TASK OBJECTIVE: Give back a single number, the count of lines containing the word "JSON".

Stored data entries:

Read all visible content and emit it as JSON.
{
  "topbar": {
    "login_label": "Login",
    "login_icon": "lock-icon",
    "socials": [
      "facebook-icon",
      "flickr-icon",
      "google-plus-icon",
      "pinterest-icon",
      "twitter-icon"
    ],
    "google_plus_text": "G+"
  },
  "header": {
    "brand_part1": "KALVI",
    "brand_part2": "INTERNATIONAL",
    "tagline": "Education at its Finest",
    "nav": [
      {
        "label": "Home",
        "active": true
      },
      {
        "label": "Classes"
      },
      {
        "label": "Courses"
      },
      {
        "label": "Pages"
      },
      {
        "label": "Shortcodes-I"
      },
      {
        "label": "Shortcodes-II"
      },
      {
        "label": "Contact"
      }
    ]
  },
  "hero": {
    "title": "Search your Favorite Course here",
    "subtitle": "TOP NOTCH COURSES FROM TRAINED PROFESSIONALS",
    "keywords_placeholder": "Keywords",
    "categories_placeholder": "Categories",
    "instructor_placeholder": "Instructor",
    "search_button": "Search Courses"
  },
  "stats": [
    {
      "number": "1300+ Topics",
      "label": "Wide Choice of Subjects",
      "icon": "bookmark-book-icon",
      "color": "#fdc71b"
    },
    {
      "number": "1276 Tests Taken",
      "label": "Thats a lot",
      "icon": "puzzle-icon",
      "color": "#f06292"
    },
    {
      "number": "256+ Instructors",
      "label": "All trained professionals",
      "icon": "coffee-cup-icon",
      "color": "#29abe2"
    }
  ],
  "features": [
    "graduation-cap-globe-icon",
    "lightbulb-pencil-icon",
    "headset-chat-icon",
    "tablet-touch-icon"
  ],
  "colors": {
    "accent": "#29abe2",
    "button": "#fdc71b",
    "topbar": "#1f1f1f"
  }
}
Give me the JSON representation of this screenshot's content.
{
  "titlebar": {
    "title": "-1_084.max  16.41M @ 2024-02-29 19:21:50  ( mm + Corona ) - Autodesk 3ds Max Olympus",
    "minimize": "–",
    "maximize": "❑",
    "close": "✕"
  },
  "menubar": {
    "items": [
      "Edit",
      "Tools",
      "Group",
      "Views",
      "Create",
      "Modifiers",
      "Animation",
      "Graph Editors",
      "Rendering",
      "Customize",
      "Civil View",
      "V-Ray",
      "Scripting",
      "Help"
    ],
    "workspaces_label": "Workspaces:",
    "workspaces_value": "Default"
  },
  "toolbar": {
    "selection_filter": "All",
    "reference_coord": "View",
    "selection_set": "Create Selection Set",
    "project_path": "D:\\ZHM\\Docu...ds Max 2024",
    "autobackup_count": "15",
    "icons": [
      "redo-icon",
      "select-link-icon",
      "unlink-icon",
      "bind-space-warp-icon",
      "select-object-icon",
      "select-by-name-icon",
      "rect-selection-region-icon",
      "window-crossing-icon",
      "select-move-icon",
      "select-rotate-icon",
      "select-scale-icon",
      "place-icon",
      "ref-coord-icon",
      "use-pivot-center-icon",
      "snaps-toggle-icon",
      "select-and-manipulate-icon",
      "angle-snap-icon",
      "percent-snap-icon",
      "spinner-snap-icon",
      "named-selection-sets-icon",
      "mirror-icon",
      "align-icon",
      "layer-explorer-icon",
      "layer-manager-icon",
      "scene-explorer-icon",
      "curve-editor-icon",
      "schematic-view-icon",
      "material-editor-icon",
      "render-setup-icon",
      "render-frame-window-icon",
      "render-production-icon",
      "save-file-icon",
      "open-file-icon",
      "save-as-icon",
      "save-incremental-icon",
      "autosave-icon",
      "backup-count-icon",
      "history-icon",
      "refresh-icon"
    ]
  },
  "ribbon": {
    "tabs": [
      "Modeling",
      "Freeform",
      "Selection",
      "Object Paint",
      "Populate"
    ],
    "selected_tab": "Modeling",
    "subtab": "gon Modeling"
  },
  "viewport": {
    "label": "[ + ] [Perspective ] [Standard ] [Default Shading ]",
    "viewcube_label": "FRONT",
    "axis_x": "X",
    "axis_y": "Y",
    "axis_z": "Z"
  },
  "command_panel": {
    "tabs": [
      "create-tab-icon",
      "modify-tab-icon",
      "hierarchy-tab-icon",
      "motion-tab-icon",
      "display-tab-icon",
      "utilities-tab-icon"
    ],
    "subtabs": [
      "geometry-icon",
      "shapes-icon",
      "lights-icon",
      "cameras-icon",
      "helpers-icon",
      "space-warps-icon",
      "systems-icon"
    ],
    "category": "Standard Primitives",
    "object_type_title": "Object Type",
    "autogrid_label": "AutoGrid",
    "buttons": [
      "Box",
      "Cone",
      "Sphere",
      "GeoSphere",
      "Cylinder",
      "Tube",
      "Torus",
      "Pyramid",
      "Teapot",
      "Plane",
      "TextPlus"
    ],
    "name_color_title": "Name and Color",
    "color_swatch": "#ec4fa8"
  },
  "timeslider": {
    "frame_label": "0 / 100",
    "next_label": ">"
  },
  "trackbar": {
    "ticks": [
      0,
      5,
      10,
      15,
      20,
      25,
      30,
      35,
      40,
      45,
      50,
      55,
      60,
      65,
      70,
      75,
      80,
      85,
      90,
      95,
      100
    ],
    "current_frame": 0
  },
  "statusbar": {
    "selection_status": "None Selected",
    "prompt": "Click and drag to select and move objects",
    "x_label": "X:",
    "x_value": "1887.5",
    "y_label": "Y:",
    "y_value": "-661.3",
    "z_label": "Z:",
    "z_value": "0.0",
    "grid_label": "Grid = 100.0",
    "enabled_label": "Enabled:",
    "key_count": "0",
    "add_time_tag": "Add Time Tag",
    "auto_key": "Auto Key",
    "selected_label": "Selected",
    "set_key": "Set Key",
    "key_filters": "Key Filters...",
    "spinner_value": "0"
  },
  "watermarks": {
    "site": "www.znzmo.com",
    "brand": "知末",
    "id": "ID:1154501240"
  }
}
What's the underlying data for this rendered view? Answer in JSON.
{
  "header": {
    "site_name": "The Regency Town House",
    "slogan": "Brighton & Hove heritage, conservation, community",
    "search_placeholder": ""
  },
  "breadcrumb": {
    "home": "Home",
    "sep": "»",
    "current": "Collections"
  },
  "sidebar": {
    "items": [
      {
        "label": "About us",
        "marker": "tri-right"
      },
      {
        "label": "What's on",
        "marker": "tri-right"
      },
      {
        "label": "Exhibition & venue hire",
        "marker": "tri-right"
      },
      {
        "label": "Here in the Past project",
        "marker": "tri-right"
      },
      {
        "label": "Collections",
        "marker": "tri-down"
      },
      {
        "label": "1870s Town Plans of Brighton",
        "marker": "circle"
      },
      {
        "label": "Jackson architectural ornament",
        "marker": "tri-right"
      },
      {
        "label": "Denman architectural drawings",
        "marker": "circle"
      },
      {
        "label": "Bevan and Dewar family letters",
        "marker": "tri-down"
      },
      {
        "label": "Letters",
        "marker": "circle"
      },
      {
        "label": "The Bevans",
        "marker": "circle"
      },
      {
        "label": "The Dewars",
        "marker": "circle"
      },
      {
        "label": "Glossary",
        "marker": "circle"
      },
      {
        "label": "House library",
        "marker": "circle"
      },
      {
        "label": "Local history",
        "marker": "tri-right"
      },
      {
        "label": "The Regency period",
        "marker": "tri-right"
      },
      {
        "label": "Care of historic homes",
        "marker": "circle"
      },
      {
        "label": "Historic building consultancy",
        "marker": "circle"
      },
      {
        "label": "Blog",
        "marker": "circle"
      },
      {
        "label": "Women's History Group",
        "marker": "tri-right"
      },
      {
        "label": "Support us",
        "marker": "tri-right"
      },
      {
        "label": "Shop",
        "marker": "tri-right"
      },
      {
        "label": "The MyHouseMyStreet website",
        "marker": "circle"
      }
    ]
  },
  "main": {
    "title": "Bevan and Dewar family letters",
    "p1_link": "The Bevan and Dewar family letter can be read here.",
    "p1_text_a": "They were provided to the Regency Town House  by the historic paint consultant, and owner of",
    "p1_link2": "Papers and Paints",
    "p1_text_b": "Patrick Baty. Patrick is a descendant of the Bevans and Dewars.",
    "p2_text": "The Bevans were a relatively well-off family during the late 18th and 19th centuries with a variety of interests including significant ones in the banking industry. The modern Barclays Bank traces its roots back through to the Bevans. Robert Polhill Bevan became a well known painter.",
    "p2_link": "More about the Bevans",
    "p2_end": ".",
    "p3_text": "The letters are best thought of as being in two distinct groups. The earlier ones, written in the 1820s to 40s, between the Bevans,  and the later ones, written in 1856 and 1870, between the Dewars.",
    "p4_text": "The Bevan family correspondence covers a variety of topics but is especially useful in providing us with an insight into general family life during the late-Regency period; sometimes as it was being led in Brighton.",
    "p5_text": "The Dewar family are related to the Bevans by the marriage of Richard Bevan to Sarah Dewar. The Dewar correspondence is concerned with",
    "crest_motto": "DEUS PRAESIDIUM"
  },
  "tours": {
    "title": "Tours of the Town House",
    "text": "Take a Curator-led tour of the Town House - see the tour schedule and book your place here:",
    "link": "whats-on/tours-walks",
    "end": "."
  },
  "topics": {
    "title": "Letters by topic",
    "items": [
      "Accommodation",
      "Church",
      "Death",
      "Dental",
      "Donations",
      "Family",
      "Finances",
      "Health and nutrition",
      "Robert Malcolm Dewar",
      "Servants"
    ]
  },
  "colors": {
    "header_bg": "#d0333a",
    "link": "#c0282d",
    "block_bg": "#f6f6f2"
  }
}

ANSWER TO THIS EXERCISE: 3